Exercise details
Check each line of the records below for the word "sale" and copy those where it appears.

__________

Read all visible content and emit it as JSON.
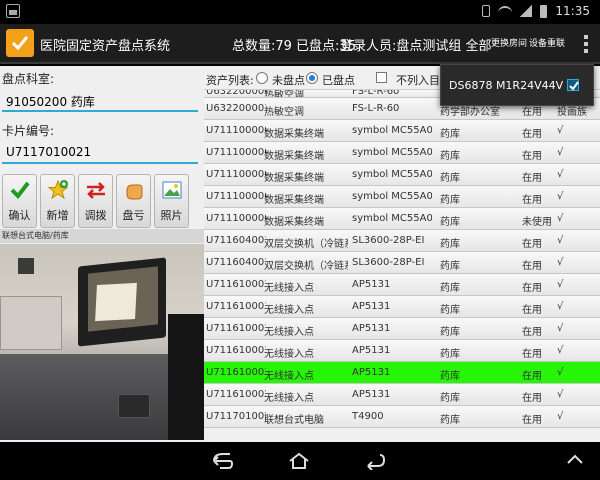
{
  "status_bar": {
    "time": "11:35"
  },
  "app_bar": {
    "title": "医院固定资产盘点系统",
    "count_text": "总数量:79 已盘点:35",
    "user_text": "登录人员:盘点测试组 全部",
    "btn_switch_room": "更换房间",
    "btn_reconnect": "设备重联"
  },
  "left_panel": {
    "room_label": "盘点科室:",
    "room_value": "91050200 药库",
    "card_label": "卡片编号:",
    "card_value": "U7117010021",
    "tools": [
      {
        "icon": "check-icon",
        "label": "确认"
      },
      {
        "icon": "star-add-icon",
        "label": "新增"
      },
      {
        "icon": "transfer-arrows-icon",
        "label": "调拨"
      },
      {
        "icon": "hand-icon",
        "label": "盘亏"
      },
      {
        "icon": "picture-icon",
        "label": "照片"
      }
    ],
    "photo_caption": "联想台式电脑/药库"
  },
  "list_header": {
    "label": "资产列表:",
    "option_unchecked": "未盘点",
    "option_checked": "已盘点",
    "exclude_label": "不列入目录"
  },
  "popup": {
    "device": "DS6878 M1R24V44V"
  },
  "colors": {
    "highlight": "#27f507",
    "accent": "#35a7d6",
    "logo": "#f3a01b"
  },
  "rows": [
    {
      "code": "U6322000009",
      "name": "热敏空调",
      "model": "FS-L-R-60",
      "dept": "",
      "status": "",
      "check": "",
      "highlight": false,
      "partial": true
    },
    {
      "code": "U6322000010",
      "name": "热敏空调",
      "model": "FS-L-R-60",
      "dept": "药学部办公室",
      "status": "在用",
      "check": "投画族",
      "highlight": false,
      "partial": false
    },
    {
      "code": "U7111000005",
      "name": "数据采集终端",
      "model": "symbol MC55A0",
      "dept": "药库",
      "status": "在用",
      "check": "√",
      "highlight": false,
      "partial": false
    },
    {
      "code": "U7111000006",
      "name": "数据采集终端",
      "model": "symbol MC55A0",
      "dept": "药库",
      "status": "在用",
      "check": "√",
      "highlight": false,
      "partial": false
    },
    {
      "code": "U7111000007",
      "name": "数据采集终端",
      "model": "symbol MC55A0",
      "dept": "药库",
      "status": "在用",
      "check": "√",
      "highlight": false,
      "partial": false
    },
    {
      "code": "U7111000008",
      "name": "数据采集终端",
      "model": "symbol MC55A0",
      "dept": "药库",
      "status": "在用",
      "check": "√",
      "highlight": false,
      "partial": false
    },
    {
      "code": "U7111000009",
      "name": "数据采集终端",
      "model": "symbol MC55A0",
      "dept": "药库",
      "status": "未使用",
      "check": "√",
      "highlight": false,
      "partial": false
    },
    {
      "code": "U7116040016",
      "name": "双层交换机（冷链系",
      "model": "SL3600-28P-EI",
      "dept": "药库",
      "status": "在用",
      "check": "√",
      "highlight": false,
      "partial": false
    },
    {
      "code": "U7116040017",
      "name": "双层交换机（冷链系",
      "model": "SL3600-28P-EI",
      "dept": "药库",
      "status": "在用",
      "check": "√",
      "highlight": false,
      "partial": false
    },
    {
      "code": "U7116100015",
      "name": "无线接入点",
      "model": "AP5131",
      "dept": "药库",
      "status": "在用",
      "check": "√",
      "highlight": false,
      "partial": false
    },
    {
      "code": "U7116100016",
      "name": "无线接入点",
      "model": "AP5131",
      "dept": "药库",
      "status": "在用",
      "check": "√",
      "highlight": false,
      "partial": false
    },
    {
      "code": "U7116100017",
      "name": "无线接入点",
      "model": "AP5131",
      "dept": "药库",
      "status": "在用",
      "check": "√",
      "highlight": false,
      "partial": false
    },
    {
      "code": "U7116100018",
      "name": "无线接入点",
      "model": "AP5131",
      "dept": "药库",
      "status": "在用",
      "check": "√",
      "highlight": false,
      "partial": false
    },
    {
      "code": "U7116100019",
      "name": "无线接入点",
      "model": "AP5131",
      "dept": "药库",
      "status": "在用",
      "check": "√",
      "highlight": true,
      "partial": false
    },
    {
      "code": "U7116100020",
      "name": "无线接入点",
      "model": "AP5131",
      "dept": "药库",
      "status": "在用",
      "check": "√",
      "highlight": false,
      "partial": false
    },
    {
      "code": "U7117010021",
      "name": "联想台式电脑",
      "model": "T4900",
      "dept": "药库",
      "status": "在用",
      "check": "√",
      "highlight": false,
      "partial": false
    }
  ],
  "nav_bar": {
    "items": [
      "back-icon",
      "home-icon",
      "recent-apps-icon",
      "up-chevron-icon"
    ]
  }
}
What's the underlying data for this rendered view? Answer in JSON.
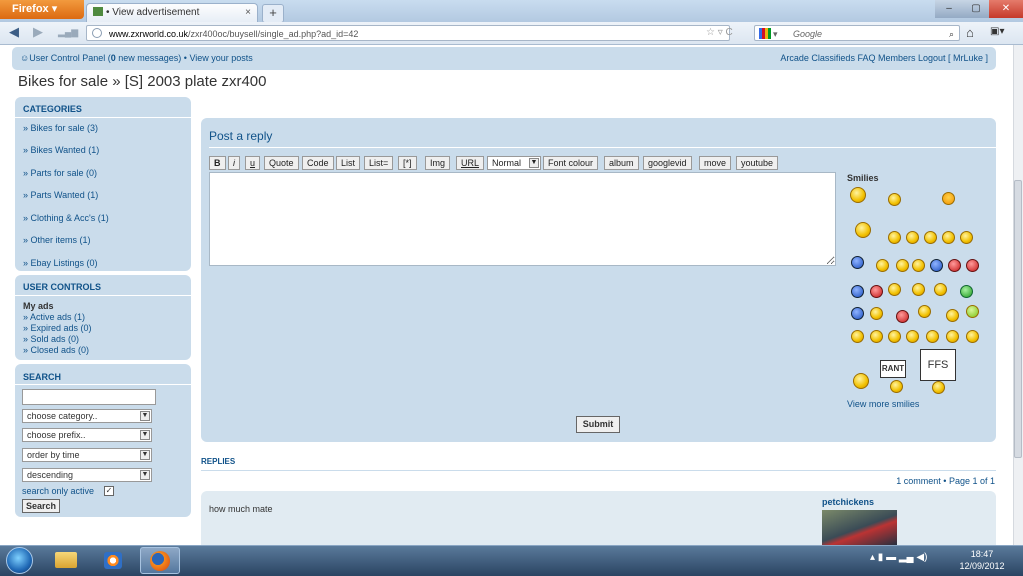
{
  "browser": {
    "app_button": "Firefox",
    "tab_title": "View advertisement",
    "tab_close": "×",
    "new_tab": "+",
    "url_domain": "www.zxrworld.co.uk",
    "url_path": "/zxr400oc/buysell/single_ad.php?ad_id=42",
    "url_right_icons": "☆ ▿ C",
    "search_placeholder": "Google",
    "window_min": "–",
    "window_max": "▢",
    "window_close": "✕"
  },
  "topbar": {
    "left_ucp": "User Control Panel (",
    "left_count": "0",
    "left_rest": " new messages) • View your posts",
    "right_links": "Arcade  Classifieds  FAQ  Members  Logout [ MrLuke ]"
  },
  "page_title": "Bikes for sale » [S] 2003 plate zxr400",
  "categories": {
    "heading": "CATEGORIES",
    "items": [
      "» Bikes for sale (3)",
      "» Bikes Wanted (1)",
      "» Parts for sale (0)",
      "» Parts Wanted (1)",
      "» Clothing & Acc's (1)",
      "» Other items (1)",
      "» Ebay Listings (0)"
    ]
  },
  "user_controls": {
    "heading": "USER CONTROLS",
    "subheading": "My ads",
    "items": [
      "» Active ads (1)",
      "» Expired ads (0)",
      "» Sold ads (0)",
      "» Closed ads (0)"
    ]
  },
  "search": {
    "heading": "SEARCH",
    "input_value": "",
    "category_select": "choose category..",
    "prefix_select": "choose prefix..",
    "order_select": "order by time",
    "direction_select": "descending",
    "only_active_label": "search only active",
    "only_active_checked": true,
    "button": "Search"
  },
  "post_reply": {
    "title": "Post a reply",
    "toolbar": [
      "B",
      "i",
      "u",
      "Quote",
      "Code",
      "List",
      "List=",
      "[*]",
      "Img",
      "URL",
      "Normal",
      "Font colour",
      "album",
      "googlevid",
      "move",
      "youtube"
    ],
    "textarea_value": "",
    "smilies_title": "Smilies",
    "view_more": "View more smilies",
    "rant_sign": "RANT",
    "ffs_sign": "FFS",
    "submit": "Submit"
  },
  "replies": {
    "heading": "REPLIES",
    "page_info": "1 comment • Page 1 of 1",
    "items": [
      {
        "text": "how much mate",
        "author": "petchickens"
      }
    ]
  },
  "taskbar": {
    "time": "18:47",
    "date": "12/09/2012"
  }
}
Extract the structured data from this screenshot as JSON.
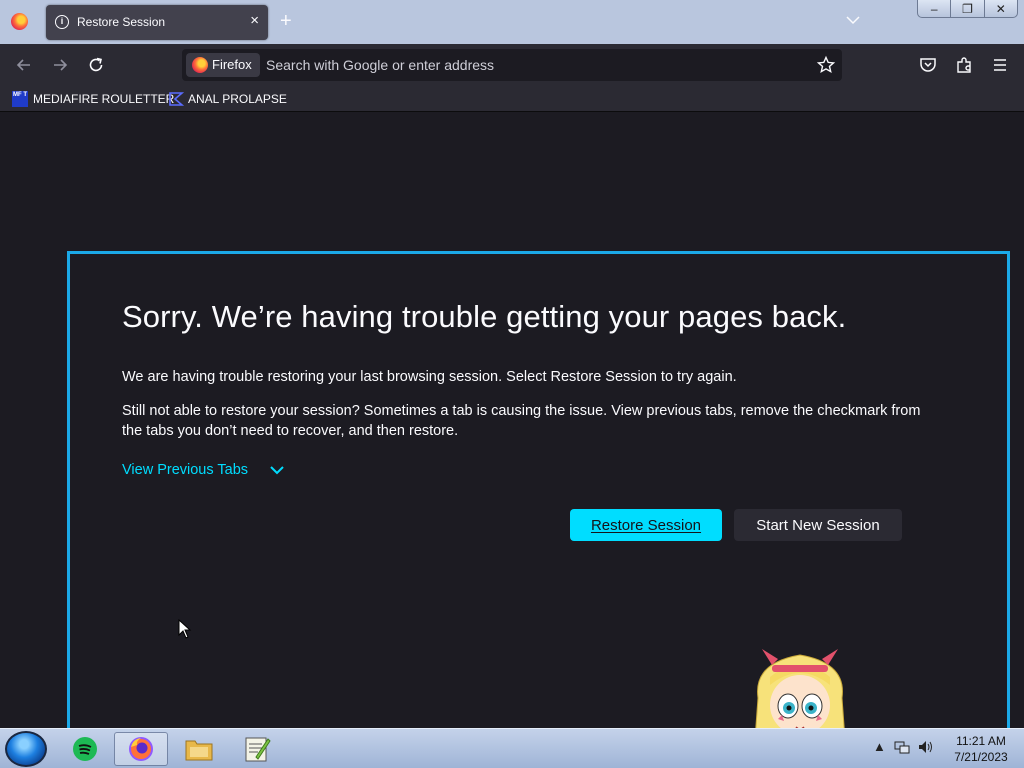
{
  "window": {
    "tab_title": "Restore Session",
    "tab_close": "×",
    "new_tab": "+",
    "controls": {
      "minimize": "–",
      "restore": "❐",
      "close": "✕"
    }
  },
  "navbar": {
    "identity_label": "Firefox",
    "url_placeholder": "Search with Google or enter address",
    "url_value": ""
  },
  "bookmarks": [
    {
      "label": "MEDIAFIRE ROULETTER",
      "icon_text": "MF T",
      "icon": "mediafire-icon"
    },
    {
      "label": "ANAL PROLAPSE",
      "icon": "bookmark-favicon"
    }
  ],
  "page": {
    "title": "Sorry. We’re having trouble getting your pages back.",
    "paragraph1": "We are having trouble restoring your last browsing session. Select Restore Session to try again.",
    "paragraph2": "Still not able to restore your session? Sometimes a tab is causing the issue. View previous tabs, remove the checkmark from the tabs you don’t need to recover, and then restore.",
    "view_previous_label": "View Previous Tabs",
    "restore_button": "Restore Session",
    "new_session_button": "Start New Session"
  },
  "taskbar": {
    "apps": [
      "spotify-icon",
      "firefox-icon",
      "file-explorer-icon",
      "notepad-plus-icon"
    ],
    "active_app": "firefox-icon",
    "time": "11:21 AM",
    "date": "7/21/2023"
  },
  "colors": {
    "accent": "#00ddff",
    "frame_border": "#1ba9e8",
    "page_bg": "#1c1b22",
    "toolbar_bg": "#2b2a33"
  }
}
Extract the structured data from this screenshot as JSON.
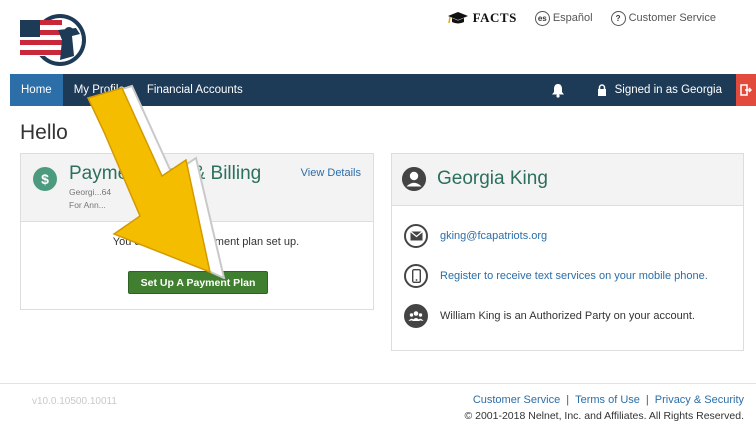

__________

Task answer
  "page_title": "Bikes for sale » [S] 2003 plate zxr400",
      "» Bikes for sale (3)",
      "» Parts for sale (0)",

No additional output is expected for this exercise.